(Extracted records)

◆ ◆ ◆ ◆

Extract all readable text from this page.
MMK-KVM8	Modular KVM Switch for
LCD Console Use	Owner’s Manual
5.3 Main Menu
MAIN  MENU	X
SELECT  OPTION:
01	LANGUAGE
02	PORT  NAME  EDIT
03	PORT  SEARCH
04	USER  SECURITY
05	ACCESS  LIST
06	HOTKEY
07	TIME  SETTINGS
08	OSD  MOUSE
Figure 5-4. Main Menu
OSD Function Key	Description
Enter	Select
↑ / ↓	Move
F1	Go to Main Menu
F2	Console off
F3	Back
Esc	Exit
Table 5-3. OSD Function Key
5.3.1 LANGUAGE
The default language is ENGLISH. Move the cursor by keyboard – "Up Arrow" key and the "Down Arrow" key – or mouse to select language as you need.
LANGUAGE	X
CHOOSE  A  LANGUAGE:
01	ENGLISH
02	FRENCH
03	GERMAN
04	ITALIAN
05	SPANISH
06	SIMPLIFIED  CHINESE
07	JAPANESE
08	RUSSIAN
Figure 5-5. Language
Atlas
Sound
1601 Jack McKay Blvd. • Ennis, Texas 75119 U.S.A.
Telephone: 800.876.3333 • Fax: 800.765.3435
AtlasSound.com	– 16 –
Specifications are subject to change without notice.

◆ ◆ ◆ ◆

Objective
Every entry needs to be retyped exactly.

Response to this exercise
Extract all readable text from this page.
MMK-KVM8	Modular KVM Switch for
LCD Console Use	Owner’s Manual
5.3 Main Menu
MAIN  MENU	X
SELECT  OPTION:
01	LANGUAGE
02	PORT  NAME  EDIT
03	PORT  SEARCH
04	USER  SECURITY
05	ACCESS  LIST
06	HOTKEY
07	TIME  SETTINGS
08	OSD  MOUSE
Figure 5-4. Main Menu
OSD Function Key	Description
Enter	Select
↑ / ↓	Move
F1	Go to Main Menu
F2	Console off
F3	Back
Esc	Exit
Table 5-3. OSD Function Key
5.3.1 LANGUAGE
The default language is ENGLISH. Move the cursor by keyboard – "Up Arrow" key and the "Down Arrow" key – or mouse to select language as you need.
LANGUAGE	X
CHOOSE  A  LANGUAGE:
01	ENGLISH
02	FRENCH
03	GERMAN
04	ITALIAN
05	SPANISH
06	SIMPLIFIED  CHINESE
07	JAPANESE
08	RUSSIAN
Figure 5-5. Language
Atlas
Sound
1601 Jack McKay Blvd. • Ennis, Texas 75119 U.S.A.
Telephone: 800.876.3333 • Fax: 800.765.3435
AtlasSound.com	– 16 –
Specifications are subject to change without notice.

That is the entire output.